#### Input records
***

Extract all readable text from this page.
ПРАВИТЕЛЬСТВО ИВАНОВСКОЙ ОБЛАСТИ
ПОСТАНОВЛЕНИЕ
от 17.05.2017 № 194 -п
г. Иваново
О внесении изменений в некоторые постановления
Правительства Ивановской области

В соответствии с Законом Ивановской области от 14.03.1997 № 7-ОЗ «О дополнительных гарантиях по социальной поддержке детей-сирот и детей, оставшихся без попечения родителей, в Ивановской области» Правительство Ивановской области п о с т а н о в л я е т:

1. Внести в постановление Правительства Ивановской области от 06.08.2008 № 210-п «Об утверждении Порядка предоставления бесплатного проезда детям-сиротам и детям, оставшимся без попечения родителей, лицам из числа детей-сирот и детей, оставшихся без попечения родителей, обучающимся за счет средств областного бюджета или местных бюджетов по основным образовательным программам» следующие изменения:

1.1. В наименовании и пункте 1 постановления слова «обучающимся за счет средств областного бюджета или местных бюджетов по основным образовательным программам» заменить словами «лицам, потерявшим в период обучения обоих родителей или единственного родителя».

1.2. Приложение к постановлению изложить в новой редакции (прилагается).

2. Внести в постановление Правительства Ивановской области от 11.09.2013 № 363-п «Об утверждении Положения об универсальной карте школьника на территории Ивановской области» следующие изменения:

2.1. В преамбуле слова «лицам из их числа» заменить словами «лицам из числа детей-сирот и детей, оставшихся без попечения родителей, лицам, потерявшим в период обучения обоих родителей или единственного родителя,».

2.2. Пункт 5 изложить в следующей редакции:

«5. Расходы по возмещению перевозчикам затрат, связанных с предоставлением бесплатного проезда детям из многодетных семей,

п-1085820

***

#### Instructions to follow
Scan the data above; copy every line where "обучающимся" appears.

#### Response to the exercise
1. Внести в постановление Правительства Ивановской области от 06.08.2008 № 210-п «Об утверждении Порядка предоставления бесплатного проезда детям-сиротам и детям, оставшимся без попечения родителей, лицам из числа детей-сирот и детей, оставшихся без попечения родителей, обучающимся за счет средств областного бюджета или местных бюджетов по основным образовательным программам» следующие изменения:
1.1. В наименовании и пункте 1 постановления слова «обучающимся за счет средств областного бюджета или местных бюджетов по основным образовательным программам» заменить словами «лицам, потерявшим в период обучения обоих родителей или единственного родителя».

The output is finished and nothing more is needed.